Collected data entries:

——

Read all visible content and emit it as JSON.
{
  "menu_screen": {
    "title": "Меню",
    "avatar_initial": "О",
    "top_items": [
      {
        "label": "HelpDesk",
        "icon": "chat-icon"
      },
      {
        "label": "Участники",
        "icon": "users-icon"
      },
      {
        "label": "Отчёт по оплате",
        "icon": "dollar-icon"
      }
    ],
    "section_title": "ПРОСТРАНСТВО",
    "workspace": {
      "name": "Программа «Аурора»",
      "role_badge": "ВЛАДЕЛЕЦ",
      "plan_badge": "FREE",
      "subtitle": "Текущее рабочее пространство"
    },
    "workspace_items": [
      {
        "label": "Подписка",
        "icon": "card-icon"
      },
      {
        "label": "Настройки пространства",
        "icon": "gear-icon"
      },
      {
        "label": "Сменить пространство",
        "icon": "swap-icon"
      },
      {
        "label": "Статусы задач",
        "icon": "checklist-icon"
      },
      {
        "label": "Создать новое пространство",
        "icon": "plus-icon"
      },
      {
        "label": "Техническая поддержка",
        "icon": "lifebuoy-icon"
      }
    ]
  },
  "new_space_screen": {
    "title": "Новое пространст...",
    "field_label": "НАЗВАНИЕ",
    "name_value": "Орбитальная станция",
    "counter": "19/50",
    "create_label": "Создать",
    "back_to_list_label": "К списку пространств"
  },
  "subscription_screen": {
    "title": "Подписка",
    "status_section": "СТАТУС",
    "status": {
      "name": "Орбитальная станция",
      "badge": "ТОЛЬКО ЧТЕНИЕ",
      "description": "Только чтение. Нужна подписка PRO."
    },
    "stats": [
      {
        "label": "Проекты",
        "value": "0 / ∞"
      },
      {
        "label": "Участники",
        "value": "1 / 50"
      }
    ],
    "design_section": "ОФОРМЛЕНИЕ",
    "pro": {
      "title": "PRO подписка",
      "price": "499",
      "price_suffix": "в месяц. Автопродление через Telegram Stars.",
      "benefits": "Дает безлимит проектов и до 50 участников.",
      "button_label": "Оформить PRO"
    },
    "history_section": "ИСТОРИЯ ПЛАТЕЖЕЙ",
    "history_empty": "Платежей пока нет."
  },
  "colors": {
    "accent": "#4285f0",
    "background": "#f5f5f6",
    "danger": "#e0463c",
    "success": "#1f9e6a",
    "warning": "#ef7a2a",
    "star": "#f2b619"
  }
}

——

Task to complete :: Every entry should be printed again exactly as written.

The result ::
Read all visible content and emit it as JSON.
{
  "menu_screen": {
    "title": "Меню",
    "avatar_initial": "О",
    "top_items": [
      {
        "label": "HelpDesk",
        "icon": "chat-icon"
      },
      {
        "label": "Участники",
        "icon": "users-icon"
      },
      {
        "label": "Отчёт по оплате",
        "icon": "dollar-icon"
      }
    ],
    "section_title": "ПРОСТРАНСТВО",
    "workspace": {
      "name": "Программа «Аурора»",
      "role_badge": "ВЛАДЕЛЕЦ",
      "plan_badge": "FREE",
      "subtitle": "Текущее рабочее пространство"
    },
    "workspace_items": [
      {
        "label": "Подписка",
        "icon": "card-icon"
      },
      {
        "label": "Настройки пространства",
        "icon": "gear-icon"
      },
      {
        "label": "Сменить пространство",
        "icon": "swap-icon"
      },
      {
        "label": "Статусы задач",
        "icon": "checklist-icon"
      },
      {
        "label": "Создать новое пространство",
        "icon": "plus-icon"
      },
      {
        "label": "Техническая поддержка",
        "icon": "lifebuoy-icon"
      }
    ]
  },
  "new_space_screen": {
    "title": "Новое пространст...",
    "field_label": "НАЗВАНИЕ",
    "name_value": "Орбитальная станция",
    "counter": "19/50",
    "create_label": "Создать",
    "back_to_list_label": "К списку пространств"
  },
  "subscription_screen": {
    "title": "Подписка",
    "status_section": "СТАТУС",
    "status": {
      "name": "Орбитальная станция",
      "badge": "ТОЛЬКО ЧТЕНИЕ",
      "description": "Только чтение. Нужна подписка PRO."
    },
    "stats": [
      {
        "label": "Проекты",
        "value": "0 / ∞"
      },
      {
        "label": "Участники",
        "value": "1 / 50"
      }
    ],
    "design_section": "ОФОРМЛЕНИЕ",
    "pro": {
      "title": "PRO подписка",
      "price": "499",
      "price_suffix": "в месяц. Автопродление через Telegram Stars.",
      "benefits": "Дает безлимит проектов и до 50 участников.",
      "button_label": "Оформить PRO"
    },
    "history_section": "ИСТОРИЯ ПЛАТЕЖЕЙ",
    "history_empty": "Платежей пока нет."
  },
  "colors": {
    "accent": "#4285f0",
    "background": "#f5f5f6",
    "danger": "#e0463c",
    "success": "#1f9e6a",
    "warning": "#ef7a2a",
    "star": "#f2b619"
  }
}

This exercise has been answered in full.